# Some records
* start *

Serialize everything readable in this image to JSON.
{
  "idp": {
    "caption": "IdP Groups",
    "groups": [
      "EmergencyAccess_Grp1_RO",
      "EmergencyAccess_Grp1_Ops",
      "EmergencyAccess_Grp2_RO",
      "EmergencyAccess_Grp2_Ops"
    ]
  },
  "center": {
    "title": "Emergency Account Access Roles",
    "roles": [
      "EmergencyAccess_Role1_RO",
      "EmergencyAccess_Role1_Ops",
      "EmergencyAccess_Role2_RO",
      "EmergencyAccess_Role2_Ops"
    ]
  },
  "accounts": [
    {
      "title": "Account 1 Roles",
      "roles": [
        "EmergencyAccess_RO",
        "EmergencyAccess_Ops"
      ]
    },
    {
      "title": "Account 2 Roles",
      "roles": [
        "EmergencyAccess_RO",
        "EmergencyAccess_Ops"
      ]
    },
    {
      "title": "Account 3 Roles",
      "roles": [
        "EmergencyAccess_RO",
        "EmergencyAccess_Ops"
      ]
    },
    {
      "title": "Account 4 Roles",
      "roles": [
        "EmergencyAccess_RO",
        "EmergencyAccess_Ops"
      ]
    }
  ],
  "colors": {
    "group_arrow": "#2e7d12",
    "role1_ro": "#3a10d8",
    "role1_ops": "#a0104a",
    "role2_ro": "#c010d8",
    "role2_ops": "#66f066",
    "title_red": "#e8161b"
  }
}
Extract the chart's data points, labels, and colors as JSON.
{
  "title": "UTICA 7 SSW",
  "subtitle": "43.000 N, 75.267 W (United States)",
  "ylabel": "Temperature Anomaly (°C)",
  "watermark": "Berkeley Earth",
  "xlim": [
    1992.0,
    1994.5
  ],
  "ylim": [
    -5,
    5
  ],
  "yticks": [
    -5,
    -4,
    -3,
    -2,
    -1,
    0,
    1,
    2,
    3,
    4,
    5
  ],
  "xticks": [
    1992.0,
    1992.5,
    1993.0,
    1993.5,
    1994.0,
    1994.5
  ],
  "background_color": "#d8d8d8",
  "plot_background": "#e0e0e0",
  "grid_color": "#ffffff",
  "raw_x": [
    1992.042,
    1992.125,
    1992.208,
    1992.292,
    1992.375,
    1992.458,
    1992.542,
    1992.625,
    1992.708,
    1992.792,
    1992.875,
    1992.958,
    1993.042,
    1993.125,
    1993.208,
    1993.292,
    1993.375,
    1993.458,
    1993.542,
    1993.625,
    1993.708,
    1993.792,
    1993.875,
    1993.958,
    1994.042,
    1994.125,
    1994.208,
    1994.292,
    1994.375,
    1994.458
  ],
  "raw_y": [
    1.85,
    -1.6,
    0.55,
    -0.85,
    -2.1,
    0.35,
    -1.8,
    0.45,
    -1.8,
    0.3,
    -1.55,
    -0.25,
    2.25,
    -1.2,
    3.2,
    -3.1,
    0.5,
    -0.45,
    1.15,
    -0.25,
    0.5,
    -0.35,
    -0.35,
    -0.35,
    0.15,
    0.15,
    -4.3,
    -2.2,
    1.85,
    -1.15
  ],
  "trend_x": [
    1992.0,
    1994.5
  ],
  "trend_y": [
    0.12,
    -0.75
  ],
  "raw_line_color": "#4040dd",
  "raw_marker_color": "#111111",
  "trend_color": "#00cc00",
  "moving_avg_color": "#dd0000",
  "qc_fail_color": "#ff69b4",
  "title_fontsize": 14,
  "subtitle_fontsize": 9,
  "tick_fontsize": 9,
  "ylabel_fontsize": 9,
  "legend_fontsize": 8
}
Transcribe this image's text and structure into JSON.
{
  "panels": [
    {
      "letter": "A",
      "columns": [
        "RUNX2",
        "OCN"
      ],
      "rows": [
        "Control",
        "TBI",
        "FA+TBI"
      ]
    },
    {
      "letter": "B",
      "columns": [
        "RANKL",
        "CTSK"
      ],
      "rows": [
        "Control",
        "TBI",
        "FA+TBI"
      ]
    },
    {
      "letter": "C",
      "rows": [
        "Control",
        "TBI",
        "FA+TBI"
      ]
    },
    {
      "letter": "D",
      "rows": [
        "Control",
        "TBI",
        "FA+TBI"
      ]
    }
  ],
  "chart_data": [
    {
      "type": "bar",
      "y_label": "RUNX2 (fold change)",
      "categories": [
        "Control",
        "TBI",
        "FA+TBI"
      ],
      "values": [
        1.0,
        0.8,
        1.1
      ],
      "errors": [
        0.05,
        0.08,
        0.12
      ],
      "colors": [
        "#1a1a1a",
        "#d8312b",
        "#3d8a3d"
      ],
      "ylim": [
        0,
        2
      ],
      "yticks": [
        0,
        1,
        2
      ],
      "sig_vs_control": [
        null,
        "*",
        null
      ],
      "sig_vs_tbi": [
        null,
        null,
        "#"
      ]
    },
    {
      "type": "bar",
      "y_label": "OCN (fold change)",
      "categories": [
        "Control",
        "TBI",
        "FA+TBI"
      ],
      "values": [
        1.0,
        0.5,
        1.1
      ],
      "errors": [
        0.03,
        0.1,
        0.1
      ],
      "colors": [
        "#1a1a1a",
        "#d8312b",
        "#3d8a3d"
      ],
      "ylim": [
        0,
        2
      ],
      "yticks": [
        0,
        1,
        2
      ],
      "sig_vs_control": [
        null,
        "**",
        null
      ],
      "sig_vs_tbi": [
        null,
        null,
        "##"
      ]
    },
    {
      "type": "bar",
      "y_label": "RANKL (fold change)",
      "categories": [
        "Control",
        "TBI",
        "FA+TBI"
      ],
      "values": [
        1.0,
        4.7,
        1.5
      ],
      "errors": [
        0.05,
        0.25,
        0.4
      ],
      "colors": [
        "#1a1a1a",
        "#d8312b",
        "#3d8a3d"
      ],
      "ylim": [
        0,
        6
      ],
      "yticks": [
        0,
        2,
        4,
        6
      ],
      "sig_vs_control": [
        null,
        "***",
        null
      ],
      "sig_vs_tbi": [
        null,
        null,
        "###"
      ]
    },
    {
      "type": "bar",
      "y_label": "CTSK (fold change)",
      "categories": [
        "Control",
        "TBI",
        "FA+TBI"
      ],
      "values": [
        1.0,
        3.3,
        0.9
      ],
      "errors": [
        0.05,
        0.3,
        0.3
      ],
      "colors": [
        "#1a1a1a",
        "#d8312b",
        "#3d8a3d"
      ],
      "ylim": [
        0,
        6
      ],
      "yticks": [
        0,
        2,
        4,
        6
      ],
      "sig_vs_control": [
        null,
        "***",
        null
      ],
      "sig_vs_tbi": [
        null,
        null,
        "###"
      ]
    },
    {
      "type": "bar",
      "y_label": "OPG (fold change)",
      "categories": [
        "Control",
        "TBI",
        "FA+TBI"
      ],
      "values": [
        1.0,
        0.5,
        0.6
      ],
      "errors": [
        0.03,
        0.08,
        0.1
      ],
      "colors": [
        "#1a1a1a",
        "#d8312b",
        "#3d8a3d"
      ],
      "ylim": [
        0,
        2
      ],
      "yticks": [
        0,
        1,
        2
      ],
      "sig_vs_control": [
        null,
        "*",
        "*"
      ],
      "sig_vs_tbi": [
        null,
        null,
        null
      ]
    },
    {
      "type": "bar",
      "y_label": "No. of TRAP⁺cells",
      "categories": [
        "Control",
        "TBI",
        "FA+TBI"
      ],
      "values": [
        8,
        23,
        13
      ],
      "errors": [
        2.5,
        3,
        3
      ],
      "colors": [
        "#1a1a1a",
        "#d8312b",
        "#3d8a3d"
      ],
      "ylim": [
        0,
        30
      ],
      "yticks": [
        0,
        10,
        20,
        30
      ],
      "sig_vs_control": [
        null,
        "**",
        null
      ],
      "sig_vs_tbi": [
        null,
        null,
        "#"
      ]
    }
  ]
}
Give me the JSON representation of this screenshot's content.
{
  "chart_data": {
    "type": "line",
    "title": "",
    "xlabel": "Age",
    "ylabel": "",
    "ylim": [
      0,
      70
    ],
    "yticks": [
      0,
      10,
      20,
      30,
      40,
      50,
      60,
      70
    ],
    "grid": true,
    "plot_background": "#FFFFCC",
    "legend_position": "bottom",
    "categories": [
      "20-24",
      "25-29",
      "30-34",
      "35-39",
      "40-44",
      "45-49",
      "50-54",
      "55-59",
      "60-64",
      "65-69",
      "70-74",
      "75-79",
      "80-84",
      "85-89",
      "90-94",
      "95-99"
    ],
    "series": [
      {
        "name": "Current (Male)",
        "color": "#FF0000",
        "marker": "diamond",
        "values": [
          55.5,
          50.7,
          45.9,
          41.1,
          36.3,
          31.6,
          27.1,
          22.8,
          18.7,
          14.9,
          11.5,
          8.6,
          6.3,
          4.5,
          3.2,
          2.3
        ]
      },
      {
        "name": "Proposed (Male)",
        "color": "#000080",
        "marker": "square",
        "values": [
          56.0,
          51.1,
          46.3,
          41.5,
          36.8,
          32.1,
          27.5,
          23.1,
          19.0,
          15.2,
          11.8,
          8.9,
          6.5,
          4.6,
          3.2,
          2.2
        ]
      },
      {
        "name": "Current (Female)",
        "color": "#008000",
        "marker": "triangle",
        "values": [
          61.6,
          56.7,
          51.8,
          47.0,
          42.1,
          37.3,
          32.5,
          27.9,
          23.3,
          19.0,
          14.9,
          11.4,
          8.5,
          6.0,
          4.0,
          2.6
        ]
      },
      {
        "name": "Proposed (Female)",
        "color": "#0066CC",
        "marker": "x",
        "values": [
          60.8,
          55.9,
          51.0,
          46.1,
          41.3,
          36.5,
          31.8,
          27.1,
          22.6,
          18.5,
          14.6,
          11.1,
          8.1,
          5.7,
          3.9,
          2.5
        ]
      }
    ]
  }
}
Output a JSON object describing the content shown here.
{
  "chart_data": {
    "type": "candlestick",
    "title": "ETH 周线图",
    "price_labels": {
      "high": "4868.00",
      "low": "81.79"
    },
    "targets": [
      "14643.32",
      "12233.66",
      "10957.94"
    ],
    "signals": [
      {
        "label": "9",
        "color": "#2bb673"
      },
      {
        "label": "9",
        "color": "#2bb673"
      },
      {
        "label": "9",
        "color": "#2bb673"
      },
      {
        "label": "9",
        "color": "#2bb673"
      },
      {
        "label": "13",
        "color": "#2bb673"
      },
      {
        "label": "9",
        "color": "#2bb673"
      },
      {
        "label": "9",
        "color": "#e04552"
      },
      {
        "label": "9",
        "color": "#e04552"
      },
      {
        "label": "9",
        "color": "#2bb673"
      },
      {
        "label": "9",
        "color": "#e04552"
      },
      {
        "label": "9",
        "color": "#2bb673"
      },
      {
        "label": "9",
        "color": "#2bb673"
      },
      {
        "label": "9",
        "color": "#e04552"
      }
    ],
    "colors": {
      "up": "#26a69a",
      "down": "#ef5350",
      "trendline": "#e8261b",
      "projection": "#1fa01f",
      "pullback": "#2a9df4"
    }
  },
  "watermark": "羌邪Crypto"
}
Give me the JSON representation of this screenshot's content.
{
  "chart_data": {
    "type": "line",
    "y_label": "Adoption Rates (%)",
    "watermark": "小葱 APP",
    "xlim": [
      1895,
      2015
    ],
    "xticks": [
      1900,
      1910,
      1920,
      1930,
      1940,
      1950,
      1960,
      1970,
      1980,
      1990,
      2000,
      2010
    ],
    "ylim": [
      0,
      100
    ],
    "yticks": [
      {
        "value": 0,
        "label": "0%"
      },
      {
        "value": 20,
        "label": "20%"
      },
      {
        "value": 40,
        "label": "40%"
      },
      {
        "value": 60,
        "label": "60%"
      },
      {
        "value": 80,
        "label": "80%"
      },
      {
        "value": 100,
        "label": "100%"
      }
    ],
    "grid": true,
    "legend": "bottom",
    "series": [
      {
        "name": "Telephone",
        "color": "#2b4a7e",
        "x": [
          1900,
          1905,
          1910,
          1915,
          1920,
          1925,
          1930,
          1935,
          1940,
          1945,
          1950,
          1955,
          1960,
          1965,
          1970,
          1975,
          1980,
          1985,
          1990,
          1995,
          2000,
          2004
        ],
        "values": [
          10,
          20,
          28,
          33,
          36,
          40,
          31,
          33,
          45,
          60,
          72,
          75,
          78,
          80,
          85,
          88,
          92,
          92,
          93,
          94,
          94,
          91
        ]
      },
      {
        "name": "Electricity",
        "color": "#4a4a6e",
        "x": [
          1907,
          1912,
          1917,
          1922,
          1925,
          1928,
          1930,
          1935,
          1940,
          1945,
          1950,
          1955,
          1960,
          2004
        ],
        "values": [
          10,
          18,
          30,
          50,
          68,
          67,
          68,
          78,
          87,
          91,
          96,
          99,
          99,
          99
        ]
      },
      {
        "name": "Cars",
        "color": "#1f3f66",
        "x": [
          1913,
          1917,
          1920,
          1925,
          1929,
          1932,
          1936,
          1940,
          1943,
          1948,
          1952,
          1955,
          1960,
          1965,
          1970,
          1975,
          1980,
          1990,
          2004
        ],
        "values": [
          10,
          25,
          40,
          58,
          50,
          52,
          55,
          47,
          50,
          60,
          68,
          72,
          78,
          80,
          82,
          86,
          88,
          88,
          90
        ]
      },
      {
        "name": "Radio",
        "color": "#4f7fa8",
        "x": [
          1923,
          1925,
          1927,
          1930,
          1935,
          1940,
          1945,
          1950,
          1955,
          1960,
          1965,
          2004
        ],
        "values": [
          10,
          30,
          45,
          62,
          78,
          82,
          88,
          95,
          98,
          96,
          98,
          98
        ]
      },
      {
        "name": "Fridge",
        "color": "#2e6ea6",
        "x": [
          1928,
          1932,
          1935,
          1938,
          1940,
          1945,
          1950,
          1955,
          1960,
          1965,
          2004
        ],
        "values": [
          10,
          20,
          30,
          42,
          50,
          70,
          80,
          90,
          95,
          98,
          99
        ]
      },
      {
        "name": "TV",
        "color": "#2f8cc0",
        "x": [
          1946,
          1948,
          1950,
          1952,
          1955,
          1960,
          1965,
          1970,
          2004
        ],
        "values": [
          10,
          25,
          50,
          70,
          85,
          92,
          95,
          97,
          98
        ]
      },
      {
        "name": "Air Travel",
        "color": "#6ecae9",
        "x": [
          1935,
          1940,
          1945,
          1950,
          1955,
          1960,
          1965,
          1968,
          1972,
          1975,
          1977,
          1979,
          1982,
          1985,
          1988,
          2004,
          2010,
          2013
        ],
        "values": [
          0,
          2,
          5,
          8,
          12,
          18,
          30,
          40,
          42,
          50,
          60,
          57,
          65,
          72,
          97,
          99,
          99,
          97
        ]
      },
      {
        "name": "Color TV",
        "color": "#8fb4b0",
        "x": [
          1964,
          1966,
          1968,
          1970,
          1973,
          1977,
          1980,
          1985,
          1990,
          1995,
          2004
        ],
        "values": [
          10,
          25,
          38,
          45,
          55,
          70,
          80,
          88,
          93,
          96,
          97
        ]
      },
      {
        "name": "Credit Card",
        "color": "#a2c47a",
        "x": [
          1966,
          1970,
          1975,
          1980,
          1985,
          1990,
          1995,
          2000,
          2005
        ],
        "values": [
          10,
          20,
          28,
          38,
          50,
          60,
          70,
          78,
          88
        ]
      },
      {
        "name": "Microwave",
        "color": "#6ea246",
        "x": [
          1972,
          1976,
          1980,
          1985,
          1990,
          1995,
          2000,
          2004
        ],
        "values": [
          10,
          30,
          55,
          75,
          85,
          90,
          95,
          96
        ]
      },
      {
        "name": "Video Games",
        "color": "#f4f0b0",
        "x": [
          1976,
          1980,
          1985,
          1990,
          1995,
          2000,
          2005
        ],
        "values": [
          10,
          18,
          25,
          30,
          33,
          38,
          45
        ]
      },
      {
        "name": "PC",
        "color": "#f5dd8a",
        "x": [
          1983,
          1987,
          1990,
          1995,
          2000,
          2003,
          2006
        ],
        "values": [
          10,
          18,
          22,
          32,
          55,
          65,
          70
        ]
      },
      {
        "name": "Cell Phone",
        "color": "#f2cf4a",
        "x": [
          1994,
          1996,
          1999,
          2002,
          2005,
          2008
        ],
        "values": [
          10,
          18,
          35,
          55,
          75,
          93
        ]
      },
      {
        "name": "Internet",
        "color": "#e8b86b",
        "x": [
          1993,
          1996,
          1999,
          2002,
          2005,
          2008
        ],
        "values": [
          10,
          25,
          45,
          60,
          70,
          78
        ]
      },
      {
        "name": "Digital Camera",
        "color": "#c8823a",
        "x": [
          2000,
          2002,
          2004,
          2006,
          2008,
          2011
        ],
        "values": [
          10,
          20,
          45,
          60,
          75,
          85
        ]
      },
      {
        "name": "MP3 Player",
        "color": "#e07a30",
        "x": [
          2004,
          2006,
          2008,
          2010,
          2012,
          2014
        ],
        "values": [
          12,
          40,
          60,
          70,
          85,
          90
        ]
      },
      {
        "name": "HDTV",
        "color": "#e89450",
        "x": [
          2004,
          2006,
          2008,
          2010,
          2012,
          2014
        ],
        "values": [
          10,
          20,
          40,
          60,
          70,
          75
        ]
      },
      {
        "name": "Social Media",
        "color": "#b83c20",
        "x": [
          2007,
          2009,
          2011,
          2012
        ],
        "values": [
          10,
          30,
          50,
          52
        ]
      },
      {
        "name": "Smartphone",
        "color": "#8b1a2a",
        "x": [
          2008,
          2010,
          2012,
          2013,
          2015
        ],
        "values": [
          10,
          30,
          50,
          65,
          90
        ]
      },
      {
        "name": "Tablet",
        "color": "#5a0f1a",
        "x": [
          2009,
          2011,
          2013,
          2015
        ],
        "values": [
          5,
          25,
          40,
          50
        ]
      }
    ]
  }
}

* end *

# WORK TO COMPLETE
Count every line bearing the word "Current"; report the total only.

# RESULT OF THE TASK
2